REQUEST -
Reproduce the records exactly.

DATA IN THIS EXERCISE -
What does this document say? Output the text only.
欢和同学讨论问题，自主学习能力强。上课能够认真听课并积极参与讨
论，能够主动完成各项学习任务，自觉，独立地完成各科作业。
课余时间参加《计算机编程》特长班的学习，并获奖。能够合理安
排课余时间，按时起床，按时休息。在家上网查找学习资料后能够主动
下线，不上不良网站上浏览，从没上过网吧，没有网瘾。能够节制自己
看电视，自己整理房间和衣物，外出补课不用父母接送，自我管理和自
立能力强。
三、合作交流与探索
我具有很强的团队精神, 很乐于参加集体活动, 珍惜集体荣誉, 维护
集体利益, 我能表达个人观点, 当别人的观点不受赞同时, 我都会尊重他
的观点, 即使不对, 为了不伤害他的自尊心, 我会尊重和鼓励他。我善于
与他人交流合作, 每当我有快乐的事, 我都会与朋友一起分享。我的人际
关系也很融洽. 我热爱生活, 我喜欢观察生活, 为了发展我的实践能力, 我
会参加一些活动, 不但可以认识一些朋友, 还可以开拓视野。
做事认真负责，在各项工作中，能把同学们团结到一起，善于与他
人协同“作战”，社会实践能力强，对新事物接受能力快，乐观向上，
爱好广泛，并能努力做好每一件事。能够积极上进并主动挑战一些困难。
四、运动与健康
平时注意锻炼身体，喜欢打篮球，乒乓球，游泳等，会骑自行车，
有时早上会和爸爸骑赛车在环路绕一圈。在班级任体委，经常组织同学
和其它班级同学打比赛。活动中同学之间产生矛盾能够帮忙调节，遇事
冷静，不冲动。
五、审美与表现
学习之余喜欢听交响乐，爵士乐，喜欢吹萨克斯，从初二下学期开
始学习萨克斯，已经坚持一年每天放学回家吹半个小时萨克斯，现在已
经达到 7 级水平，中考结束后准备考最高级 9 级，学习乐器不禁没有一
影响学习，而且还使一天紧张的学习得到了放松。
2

EXERCISE RESPONSE -
What does this document say? Output the text only.
欢和同学讨论问题，自主学习能力强。上课能够认真听课并积极参与讨
论，能够主动完成各项学习任务，自觉，独立地完成各科作业。
课余时间参加《计算机编程》特长班的学习，并获奖。能够合理安
排课余时间，按时起床，按时休息。在家上网查找学习资料后能够主动
下线，不上不良网站上浏览，从没上过网吧，没有网瘾。能够节制自己
看电视，自己整理房间和衣物，外出补课不用父母接送，自我管理和自
立能力强。
三、合作交流与探索
我具有很强的团队精神, 很乐于参加集体活动, 珍惜集体荣誉, 维护
集体利益, 我能表达个人观点, 当别人的观点不受赞同时, 我都会尊重他
的观点, 即使不对, 为了不伤害他的自尊心, 我会尊重和鼓励他。我善于
与他人交流合作, 每当我有快乐的事, 我都会与朋友一起分享。我的人际
关系也很融洽. 我热爱生活, 我喜欢观察生活, 为了发展我的实践能力, 我
会参加一些活动, 不但可以认识一些朋友, 还可以开拓视野。
做事认真负责，在各项工作中，能把同学们团结到一起，善于与他
人协同“作战”，社会实践能力强，对新事物接受能力快，乐观向上，
爱好广泛，并能努力做好每一件事。能够积极上进并主动挑战一些困难。
四、运动与健康
平时注意锻炼身体，喜欢打篮球，乒乓球，游泳等，会骑自行车，
有时早上会和爸爸骑赛车在环路绕一圈。在班级任体委，经常组织同学
和其它班级同学打比赛。活动中同学之间产生矛盾能够帮忙调节，遇事
冷静，不冲动。
五、审美与表现
学习之余喜欢听交响乐，爵士乐，喜欢吹萨克斯，从初二下学期开
始学习萨克斯，已经坚持一年每天放学回家吹半个小时萨克斯，现在已
经达到 7 级水平，中考结束后准备考最高级 9 级，学习乐器不禁没有一
影响学习，而且还使一天紧张的学习得到了放松。
2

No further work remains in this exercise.